[Stored dataset items]

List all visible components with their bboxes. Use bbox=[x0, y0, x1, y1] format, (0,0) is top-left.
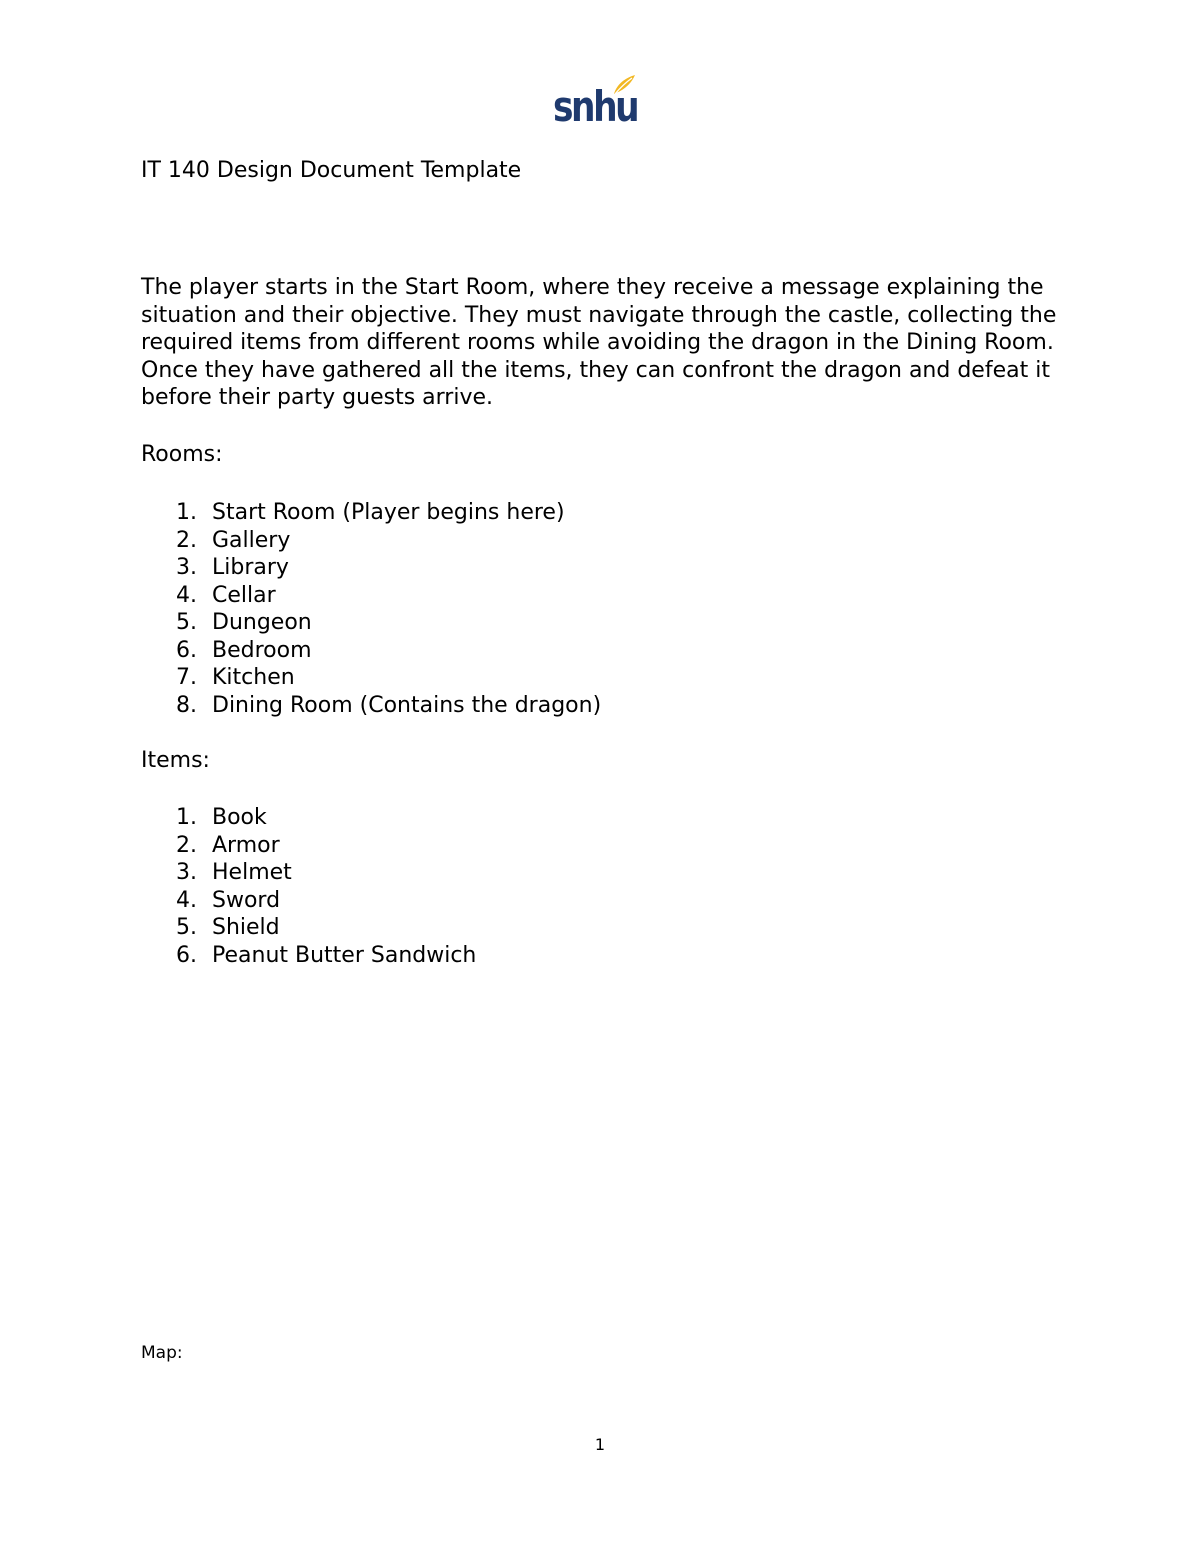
list-item-text: Book bbox=[212, 805, 267, 830]
list-item bbox=[141, 527, 601, 555]
list-item-text: Sword bbox=[212, 887, 281, 913]
list-item bbox=[141, 554, 601, 582]
list-item-text: Cellar bbox=[212, 582, 276, 608]
items-heading: Items: bbox=[141, 748, 210, 773]
list-item bbox=[141, 664, 601, 692]
list-item bbox=[141, 637, 601, 665]
list-number: 4. bbox=[176, 582, 197, 608]
list-item bbox=[141, 609, 601, 637]
list-item-text: Library bbox=[212, 555, 289, 580]
page-number: 1 bbox=[594, 1435, 606, 1454]
list-number: 2. bbox=[176, 527, 197, 553]
list-item-text: Peanut Butter Sandwich bbox=[212, 942, 477, 968]
list-item bbox=[141, 692, 601, 720]
list-number: 3. bbox=[176, 860, 197, 885]
list-item bbox=[141, 859, 476, 887]
list-item bbox=[141, 832, 476, 860]
list-item-text: Start Room (Player begins here) bbox=[212, 500, 565, 525]
list-item-text: Helmet bbox=[212, 860, 292, 885]
list-number: 8. bbox=[176, 692, 197, 718]
list-number: 7. bbox=[176, 665, 197, 690]
page-title: IT 140 Design Document Template bbox=[141, 158, 522, 183]
list-number: 6. bbox=[176, 637, 197, 663]
map-label: Map: bbox=[141, 1343, 183, 1363]
logo-wordmark: snhu bbox=[553, 82, 638, 131]
list-item bbox=[141, 887, 476, 915]
list-number: 5. bbox=[176, 915, 197, 940]
list-item-text: Bedroom bbox=[212, 637, 312, 663]
list-number: 1. bbox=[176, 500, 197, 525]
intro-paragraph: The player starts in the Start Room, where they receive a message explaining the situation and their objective. They must navigate through the castle, collecting the required items from different rooms while avoiding the dragon in the Dining Room. Once they have gathered all the items, they can confront the dragon and defeat it before their party guests arrive. bbox=[141, 275, 1057, 410]
rooms-heading: Rooms: bbox=[141, 442, 223, 467]
list-item bbox=[141, 914, 476, 942]
list-number: 5. bbox=[176, 610, 197, 635]
list-item-text: Dining Room (Contains the dragon) bbox=[212, 692, 602, 718]
list-item-text: Dungeon bbox=[212, 610, 312, 635]
rooms-list bbox=[141, 499, 601, 719]
list-item-text: Armor bbox=[212, 832, 280, 858]
list-item bbox=[141, 499, 601, 527]
list-item-text: Gallery bbox=[212, 527, 291, 553]
list-item bbox=[141, 582, 601, 610]
list-item bbox=[141, 804, 476, 832]
items-list bbox=[141, 804, 476, 969]
list-number: 3. bbox=[176, 555, 197, 580]
list-number: 6. bbox=[176, 942, 197, 968]
list-number: 2. bbox=[176, 832, 197, 858]
snhu-logo bbox=[553, 72, 643, 134]
list-item bbox=[141, 942, 476, 970]
list-item-text: Kitchen bbox=[212, 665, 295, 690]
list-number: 4. bbox=[176, 887, 197, 913]
list-item-text: Shield bbox=[212, 915, 280, 940]
list-number: 1. bbox=[176, 805, 197, 830]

[PROBLEM DETAILS]
Copy every line of the records above word for word, leaving out the pictures.

[ANSWER FOR THE TASK]
List all visible components with their bboxes. Use bbox=[x0, y0, x1, y1] format, (0,0) is top-left.
list-item-text: Book bbox=[212, 805, 267, 830]
list-item bbox=[141, 527, 601, 555]
list-item-text: Sword bbox=[212, 887, 281, 913]
list-item bbox=[141, 554, 601, 582]
list-item-text: Cellar bbox=[212, 582, 276, 608]
items-heading: Items: bbox=[141, 748, 210, 773]
list-item bbox=[141, 664, 601, 692]
list-item bbox=[141, 637, 601, 665]
list-number: 4. bbox=[176, 582, 197, 608]
list-item bbox=[141, 609, 601, 637]
list-item-text: Library bbox=[212, 555, 289, 580]
page-number: 1 bbox=[594, 1435, 606, 1454]
list-number: 2. bbox=[176, 527, 197, 553]
list-item-text: Peanut Butter Sandwich bbox=[212, 942, 477, 968]
list-item bbox=[141, 692, 601, 720]
list-number: 3. bbox=[176, 860, 197, 885]
list-item bbox=[141, 859, 476, 887]
list-item bbox=[141, 832, 476, 860]
list-item-text: Start Room (Player begins here) bbox=[212, 500, 565, 525]
list-item-text: Helmet bbox=[212, 860, 292, 885]
list-number: 8. bbox=[176, 692, 197, 718]
list-number: 7. bbox=[176, 665, 197, 690]
page-title: IT 140 Design Document Template bbox=[141, 158, 522, 183]
list-number: 6. bbox=[176, 637, 197, 663]
map-label: Map: bbox=[141, 1343, 183, 1363]
logo-wordmark: snhu bbox=[553, 82, 638, 131]
list-item bbox=[141, 887, 476, 915]
list-number: 5. bbox=[176, 915, 197, 940]
list-item-text: Bedroom bbox=[212, 637, 312, 663]
list-number: 1. bbox=[176, 500, 197, 525]
intro-paragraph: The player starts in the Start Room, where they receive a message explaining the situation and their objective. They must navigate through the castle, collecting the required items from different rooms while avoiding the dragon in the Dining Room. Once they have gathered all the items, they can confront the dragon and defeat it before their party guests arrive. bbox=[141, 275, 1057, 410]
rooms-heading: Rooms: bbox=[141, 442, 223, 467]
list-item bbox=[141, 914, 476, 942]
list-number: 5. bbox=[176, 610, 197, 635]
list-item-text: Dining Room (Contains the dragon) bbox=[212, 692, 602, 718]
list-item-text: Dungeon bbox=[212, 610, 312, 635]
rooms-list bbox=[141, 499, 601, 719]
list-item-text: Armor bbox=[212, 832, 280, 858]
list-item bbox=[141, 499, 601, 527]
list-item-text: Gallery bbox=[212, 527, 291, 553]
list-item bbox=[141, 582, 601, 610]
list-item bbox=[141, 804, 476, 832]
items-list bbox=[141, 804, 476, 969]
list-number: 3. bbox=[176, 555, 197, 580]
list-number: 6. bbox=[176, 942, 197, 968]
list-number: 2. bbox=[176, 832, 197, 858]
snhu-logo bbox=[553, 72, 643, 134]
list-item bbox=[141, 942, 476, 970]
list-item-text: Kitchen bbox=[212, 665, 295, 690]
list-number: 4. bbox=[176, 887, 197, 913]
list-item-text: Shield bbox=[212, 915, 280, 940]
list-number: 1. bbox=[176, 805, 197, 830]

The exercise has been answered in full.